__Request__.
Quote these lines exactly: the one that holds "Convert this screenshot" and every line after it to the end of the material below. Skip pictures.

Dataset items:
┌──

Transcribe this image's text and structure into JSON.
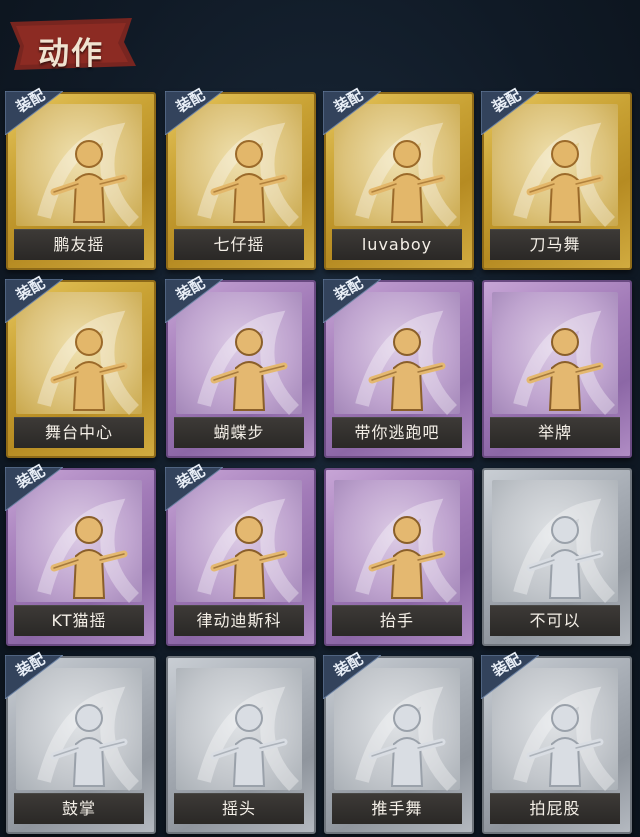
{
  "header": {
    "title": "动作"
  },
  "equip_label": "装配",
  "cards": [
    {
      "label": "鹏友摇",
      "tier": "gold",
      "equipped": true,
      "icon": "dance-pose-cross-arms-icon"
    },
    {
      "label": "七仔摇",
      "tier": "gold",
      "equipped": true,
      "icon": "dance-pose-arm-wave-icon"
    },
    {
      "label": "luvaboy",
      "tier": "gold",
      "equipped": true,
      "icon": "dance-pose-dab-icon"
    },
    {
      "label": "刀马舞",
      "tier": "gold",
      "equipped": true,
      "icon": "dance-pose-sway-icon"
    },
    {
      "label": "舞台中心",
      "tier": "gold",
      "equipped": true,
      "icon": "dance-pose-sparkle-icon"
    },
    {
      "label": "蝴蝶步",
      "tier": "purple",
      "equipped": true,
      "icon": "dance-pose-point-icon"
    },
    {
      "label": "带你逃跑吧",
      "tier": "purple",
      "equipped": true,
      "icon": "dance-pose-run-icon"
    },
    {
      "label": "举牌",
      "tier": "purple",
      "equipped": false,
      "icon": "hold-sign-icon"
    },
    {
      "label": "KT猫摇",
      "tier": "purple",
      "equipped": true,
      "icon": "dance-pose-music-icon"
    },
    {
      "label": "律动迪斯科",
      "tier": "purple",
      "equipped": true,
      "icon": "dance-pose-disco-icon"
    },
    {
      "label": "抬手",
      "tier": "purple",
      "equipped": false,
      "icon": "raise-hand-icon"
    },
    {
      "label": "不可以",
      "tier": "grey",
      "equipped": false,
      "icon": "finger-wag-icon"
    },
    {
      "label": "鼓掌",
      "tier": "grey",
      "equipped": true,
      "icon": "clap-hands-icon"
    },
    {
      "label": "摇头",
      "tier": "grey",
      "equipped": false,
      "icon": "shake-head-icon"
    },
    {
      "label": "推手舞",
      "tier": "grey",
      "equipped": true,
      "icon": "push-hand-dance-icon"
    },
    {
      "label": "拍屁股",
      "tier": "grey",
      "equipped": true,
      "icon": "butt-slap-icon"
    }
  ],
  "colors": {
    "gold": "#c9a234",
    "purple": "#a27bb8",
    "grey": "#a6acb4",
    "equip_badge": "#3a4a63",
    "title_tag": "#8e2b22"
  }
}
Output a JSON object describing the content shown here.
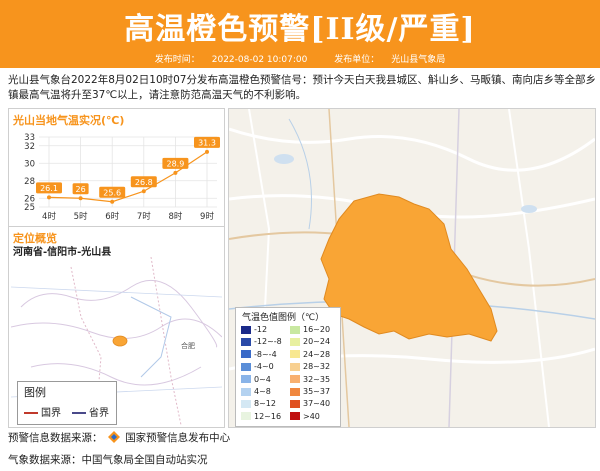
{
  "header": {
    "title": "高温橙色预警[II级/严重]",
    "publish_time_label": "发布时间：",
    "publish_time": "2022-08-02 10:07:00",
    "publisher_label": "发布单位：",
    "publisher": "光山县气象局"
  },
  "description": "光山县气象台2022年8月02日10时07分发布高温橙色预警信号：预计今天白天我县城区、斛山乡、马畈镇、南向店乡等全部乡镇最高气温将升至37℃以上，请注意防范高温天气的不利影响。",
  "temp_panel": {
    "title": "光山当地气温实况(℃)"
  },
  "chart_data": {
    "type": "line",
    "categories": [
      "4时",
      "5时",
      "6时",
      "7时",
      "8时",
      "9时"
    ],
    "values": [
      26.1,
      26,
      25.6,
      26.8,
      28.9,
      31.3
    ],
    "value_labels": [
      "26.1",
      "26",
      "25.6",
      "26.8",
      "28.9",
      "31.3"
    ],
    "ylim": [
      25,
      33
    ],
    "yticks": [
      25,
      26,
      28,
      30,
      32,
      33
    ],
    "grid": true,
    "line_color": "#f7941d"
  },
  "location_panel": {
    "title": "定位概览",
    "subtitle": "河南省-信阳市-光山县",
    "mini_cities": [
      "合肥"
    ],
    "legend_title": "图例",
    "legend_items": [
      {
        "label": "国界",
        "color": "#c0392b"
      },
      {
        "label": "省界",
        "color": "#4a4a8a"
      }
    ]
  },
  "map_legend": {
    "title": "气温色值图例（℃）",
    "left": [
      {
        "label": "-12",
        "color": "#1a2a8a"
      },
      {
        "label": "-12~-8",
        "color": "#2a4aa8"
      },
      {
        "label": "-8~-4",
        "color": "#3a6ac8"
      },
      {
        "label": "-4~0",
        "color": "#5a8ed8"
      },
      {
        "label": "0~4",
        "color": "#8ab4e8"
      },
      {
        "label": "4~8",
        "color": "#b4d2f0"
      },
      {
        "label": "8~12",
        "color": "#d4e8f4"
      },
      {
        "label": "12~16",
        "color": "#e8f4e0"
      }
    ],
    "right": [
      {
        "label": "16~20",
        "color": "#c8e8a0"
      },
      {
        "label": "20~24",
        "color": "#e8f0a0"
      },
      {
        "label": "24~28",
        "color": "#f8e890"
      },
      {
        "label": "28~32",
        "color": "#f8d090"
      },
      {
        "label": "32~35",
        "color": "#f8b070"
      },
      {
        "label": "35~37",
        "color": "#f08840"
      },
      {
        "label": "37~40",
        "color": "#e05020"
      },
      {
        "label": ">40",
        "color": "#c01010"
      }
    ]
  },
  "footer": {
    "warning_source_label": "预警信息数据来源：",
    "warning_source": "国家预警信息发布中心",
    "weather_source_label": "气象数据来源：",
    "weather_source": "中国气象局全国自动站实况"
  },
  "colors": {
    "accent": "#f7941d",
    "warning_area": "#f9a535"
  }
}
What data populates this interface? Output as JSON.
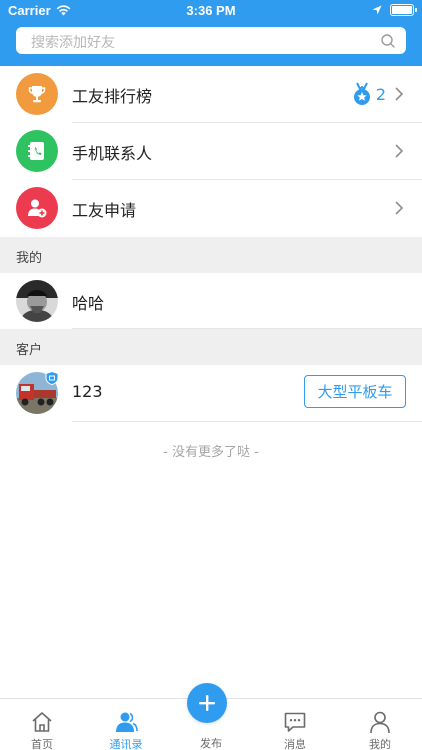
{
  "colors": {
    "primary": "#2f9cf0",
    "gold": "#f19a3e",
    "green": "#2ec261",
    "red": "#ec3b4e"
  },
  "status_bar": {
    "carrier": "Carrier",
    "time": "3:36 PM"
  },
  "search": {
    "placeholder": "搜索添加好友"
  },
  "menu": [
    {
      "label": "工友排行榜",
      "icon": "trophy-icon",
      "badge_count": "2"
    },
    {
      "label": "手机联系人",
      "icon": "phonebook-icon"
    },
    {
      "label": "工友申请",
      "icon": "add-user-icon"
    }
  ],
  "sections": {
    "mine": {
      "title": "我的",
      "contacts": [
        {
          "name": "哈哈",
          "avatar": "person-avatar"
        }
      ]
    },
    "customers": {
      "title": "客户",
      "contacts": [
        {
          "name": "123",
          "avatar": "truck-avatar",
          "tag": "大型平板车"
        }
      ]
    }
  },
  "no_more": "- 没有更多了哒 -",
  "tabs": [
    {
      "label": "首页",
      "icon": "home-icon",
      "active": false
    },
    {
      "label": "通讯录",
      "icon": "contacts-icon",
      "active": true
    },
    {
      "label": "发布",
      "icon": "plus-icon",
      "active": false
    },
    {
      "label": "消息",
      "icon": "message-icon",
      "active": false
    },
    {
      "label": "我的",
      "icon": "profile-icon",
      "active": false
    }
  ]
}
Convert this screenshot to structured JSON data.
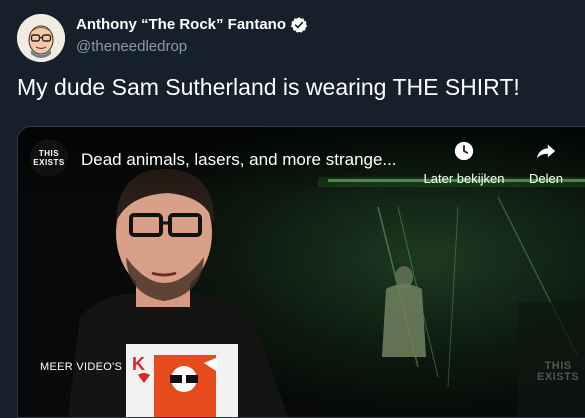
{
  "tweet": {
    "author_name": "Anthony “The Rock” Fantano",
    "author_handle": "@theneedledrop",
    "text": "My dude Sam Sutherland is wearing THE SHIRT!"
  },
  "video": {
    "channel_logo_line1": "THIS",
    "channel_logo_line2": "EXISTS",
    "title": "Dead animals, lasers, and more strange...",
    "watch_later_label": "Later bekijken",
    "share_label": "Delen",
    "more_videos_label": "MEER VIDEO'S",
    "watermark_line1": "THIS",
    "watermark_line2": "EXISTS"
  },
  "icons": {
    "avatar": "avatar-illustration",
    "verified": "verified-badge-icon",
    "watch_later": "clock-icon",
    "share": "share-arrow-icon"
  },
  "colors": {
    "background": "#15202b",
    "text_primary": "#ffffff",
    "text_secondary": "#8899a6",
    "verified": "#ffffff"
  }
}
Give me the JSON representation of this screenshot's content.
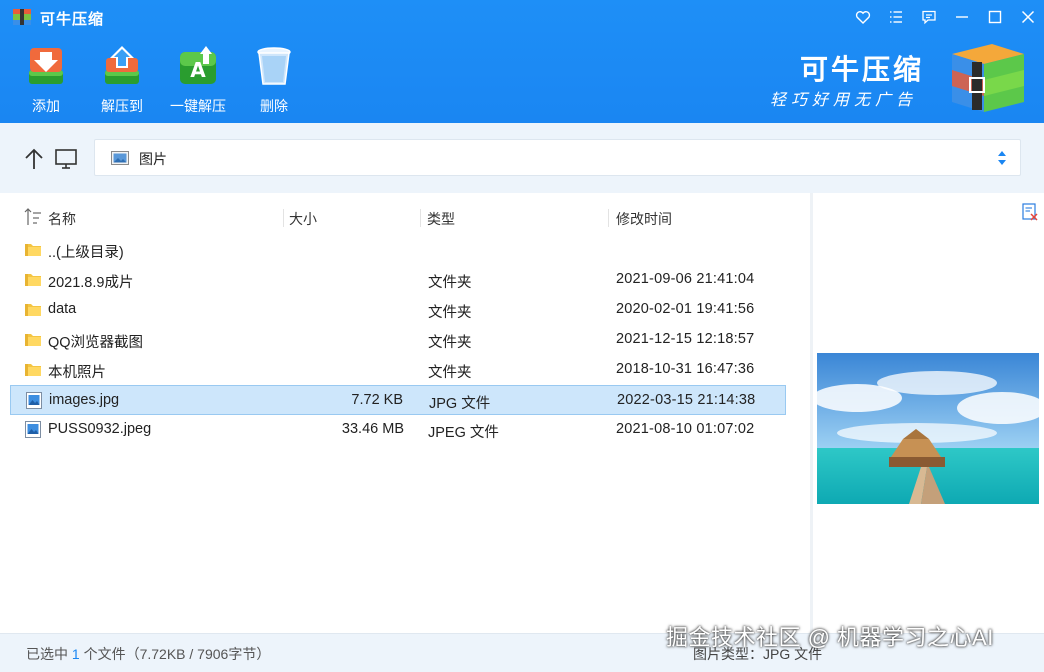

└──

__Solution to this exercise__.
Convert this screenshot to structured JSON data.
{
  "tweet": {
    "author_name": "Anthony “The Rock” Fantano",
    "author_handle": "@theneedledrop",
    "text": "My dude Sam Sutherland is wearing THE SHIRT!"
  },
  "video": {
    "channel_logo_line1": "THIS",
    "channel_logo_line2": "EXISTS",
    "title": "Dead animals, lasers, and more strange...",
    "watch_later_label": "Later bekijken",
    "share_label": "Delen",
    "more_videos_label": "MEER VIDEO'S",
    "watermark_line1": "THIS",
    "watermark_line2": "EXISTS"
  },
  "icons": {
    "avatar": "avatar-illustration",
    "verified": "verified-badge-icon",
    "watch_later": "clock-icon",
    "share": "share-arrow-icon"
  },
  "colors": {
    "background": "#15202b",
    "text_primary": "#ffffff",
    "text_secondary": "#8899a6",
    "verified": "#ffffff"
  }
}
Give me the JSON representation of this screenshot's content.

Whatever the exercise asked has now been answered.